**YOUR INSTRUCTIONS**
Print all records exactly, leaving nothing out.

**Extracts from a graphics dataset**
▬▬▬▬▬▬

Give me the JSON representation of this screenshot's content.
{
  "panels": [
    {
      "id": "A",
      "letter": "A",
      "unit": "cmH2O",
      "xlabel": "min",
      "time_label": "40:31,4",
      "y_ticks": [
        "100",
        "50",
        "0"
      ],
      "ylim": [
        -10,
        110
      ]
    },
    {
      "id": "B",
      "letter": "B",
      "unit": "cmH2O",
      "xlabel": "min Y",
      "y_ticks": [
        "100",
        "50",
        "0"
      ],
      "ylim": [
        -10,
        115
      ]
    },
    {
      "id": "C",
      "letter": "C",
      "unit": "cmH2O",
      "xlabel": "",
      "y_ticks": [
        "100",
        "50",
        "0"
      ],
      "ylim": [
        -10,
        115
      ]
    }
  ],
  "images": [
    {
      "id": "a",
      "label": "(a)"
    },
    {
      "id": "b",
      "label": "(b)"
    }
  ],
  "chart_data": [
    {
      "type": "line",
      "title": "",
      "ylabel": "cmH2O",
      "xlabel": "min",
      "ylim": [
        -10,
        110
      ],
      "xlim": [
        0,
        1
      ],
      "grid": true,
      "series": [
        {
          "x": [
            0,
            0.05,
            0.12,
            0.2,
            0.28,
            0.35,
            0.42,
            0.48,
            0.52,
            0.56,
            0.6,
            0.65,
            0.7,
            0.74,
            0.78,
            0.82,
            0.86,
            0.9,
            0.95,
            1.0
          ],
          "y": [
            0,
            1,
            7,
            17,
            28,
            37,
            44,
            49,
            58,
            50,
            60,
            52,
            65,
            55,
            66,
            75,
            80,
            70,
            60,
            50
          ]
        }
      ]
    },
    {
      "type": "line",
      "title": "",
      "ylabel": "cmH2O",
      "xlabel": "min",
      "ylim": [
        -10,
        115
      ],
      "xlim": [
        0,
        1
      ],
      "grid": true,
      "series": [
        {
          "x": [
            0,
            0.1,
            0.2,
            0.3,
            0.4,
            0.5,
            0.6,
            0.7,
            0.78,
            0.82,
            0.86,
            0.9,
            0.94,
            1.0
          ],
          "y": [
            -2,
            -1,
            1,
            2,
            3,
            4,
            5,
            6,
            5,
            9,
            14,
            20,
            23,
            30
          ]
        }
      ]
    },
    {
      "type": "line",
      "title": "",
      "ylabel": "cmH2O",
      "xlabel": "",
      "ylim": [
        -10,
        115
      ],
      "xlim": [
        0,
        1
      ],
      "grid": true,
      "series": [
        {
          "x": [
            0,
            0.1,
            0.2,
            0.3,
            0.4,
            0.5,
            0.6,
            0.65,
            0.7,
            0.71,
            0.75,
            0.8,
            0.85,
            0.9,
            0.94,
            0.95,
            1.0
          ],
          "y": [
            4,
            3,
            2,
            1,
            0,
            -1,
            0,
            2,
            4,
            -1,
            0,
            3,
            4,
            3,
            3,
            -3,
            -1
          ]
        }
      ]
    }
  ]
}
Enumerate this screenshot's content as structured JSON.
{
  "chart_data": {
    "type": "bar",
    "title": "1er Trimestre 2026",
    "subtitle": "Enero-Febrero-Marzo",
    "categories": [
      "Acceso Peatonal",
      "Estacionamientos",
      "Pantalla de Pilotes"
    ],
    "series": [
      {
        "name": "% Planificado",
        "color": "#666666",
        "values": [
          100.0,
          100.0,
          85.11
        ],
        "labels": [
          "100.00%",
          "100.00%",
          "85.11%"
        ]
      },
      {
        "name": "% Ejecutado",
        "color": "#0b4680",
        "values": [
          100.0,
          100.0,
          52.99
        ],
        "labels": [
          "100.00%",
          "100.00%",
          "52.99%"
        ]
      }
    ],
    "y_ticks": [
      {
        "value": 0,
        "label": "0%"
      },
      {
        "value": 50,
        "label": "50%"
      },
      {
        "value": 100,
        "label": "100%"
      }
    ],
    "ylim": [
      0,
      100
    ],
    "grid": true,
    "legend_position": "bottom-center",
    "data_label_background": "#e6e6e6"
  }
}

▬▬▬▬▬▬

**SOLUTION**
Give me the JSON representation of this screenshot's content.
{
  "panels": [
    {
      "id": "A",
      "letter": "A",
      "unit": "cmH2O",
      "xlabel": "min",
      "time_label": "40:31,4",
      "y_ticks": [
        "100",
        "50",
        "0"
      ],
      "ylim": [
        -10,
        110
      ]
    },
    {
      "id": "B",
      "letter": "B",
      "unit": "cmH2O",
      "xlabel": "min Y",
      "y_ticks": [
        "100",
        "50",
        "0"
      ],
      "ylim": [
        -10,
        115
      ]
    },
    {
      "id": "C",
      "letter": "C",
      "unit": "cmH2O",
      "xlabel": "",
      "y_ticks": [
        "100",
        "50",
        "0"
      ],
      "ylim": [
        -10,
        115
      ]
    }
  ],
  "images": [
    {
      "id": "a",
      "label": "(a)"
    },
    {
      "id": "b",
      "label": "(b)"
    }
  ],
  "chart_data": [
    {
      "type": "line",
      "title": "",
      "ylabel": "cmH2O",
      "xlabel": "min",
      "ylim": [
        -10,
        110
      ],
      "xlim": [
        0,
        1
      ],
      "grid": true,
      "series": [
        {
          "x": [
            0,
            0.05,
            0.12,
            0.2,
            0.28,
            0.35,
            0.42,
            0.48,
            0.52,
            0.56,
            0.6,
            0.65,
            0.7,
            0.74,
            0.78,
            0.82,
            0.86,
            0.9,
            0.95,
            1.0
          ],
          "y": [
            0,
            1,
            7,
            17,
            28,
            37,
            44,
            49,
            58,
            50,
            60,
            52,
            65,
            55,
            66,
            75,
            80,
            70,
            60,
            50
          ]
        }
      ]
    },
    {
      "type": "line",
      "title": "",
      "ylabel": "cmH2O",
      "xlabel": "min",
      "ylim": [
        -10,
        115
      ],
      "xlim": [
        0,
        1
      ],
      "grid": true,
      "series": [
        {
          "x": [
            0,
            0.1,
            0.2,
            0.3,
            0.4,
            0.5,
            0.6,
            0.7,
            0.78,
            0.82,
            0.86,
            0.9,
            0.94,
            1.0
          ],
          "y": [
            -2,
            -1,
            1,
            2,
            3,
            4,
            5,
            6,
            5,
            9,
            14,
            20,
            23,
            30
          ]
        }
      ]
    },
    {
      "type": "line",
      "title": "",
      "ylabel": "cmH2O",
      "xlabel": "",
      "ylim": [
        -10,
        115
      ],
      "xlim": [
        0,
        1
      ],
      "grid": true,
      "series": [
        {
          "x": [
            0,
            0.1,
            0.2,
            0.3,
            0.4,
            0.5,
            0.6,
            0.65,
            0.7,
            0.71,
            0.75,
            0.8,
            0.85,
            0.9,
            0.94,
            0.95,
            1.0
          ],
          "y": [
            4,
            3,
            2,
            1,
            0,
            -1,
            0,
            2,
            4,
            -1,
            0,
            3,
            4,
            3,
            3,
            -3,
            -1
          ]
        }
      ]
    }
  ]
}
Enumerate this screenshot's content as structured JSON.
{
  "chart_data": {
    "type": "bar",
    "title": "1er Trimestre 2026",
    "subtitle": "Enero-Febrero-Marzo",
    "categories": [
      "Acceso Peatonal",
      "Estacionamientos",
      "Pantalla de Pilotes"
    ],
    "series": [
      {
        "name": "% Planificado",
        "color": "#666666",
        "values": [
          100.0,
          100.0,
          85.11
        ],
        "labels": [
          "100.00%",
          "100.00%",
          "85.11%"
        ]
      },
      {
        "name": "% Ejecutado",
        "color": "#0b4680",
        "values": [
          100.0,
          100.0,
          52.99
        ],
        "labels": [
          "100.00%",
          "100.00%",
          "52.99%"
        ]
      }
    ],
    "y_ticks": [
      {
        "value": 0,
        "label": "0%"
      },
      {
        "value": 50,
        "label": "50%"
      },
      {
        "value": 100,
        "label": "100%"
      }
    ],
    "ylim": [
      0,
      100
    ],
    "grid": true,
    "legend_position": "bottom-center",
    "data_label_background": "#e6e6e6"
  }
}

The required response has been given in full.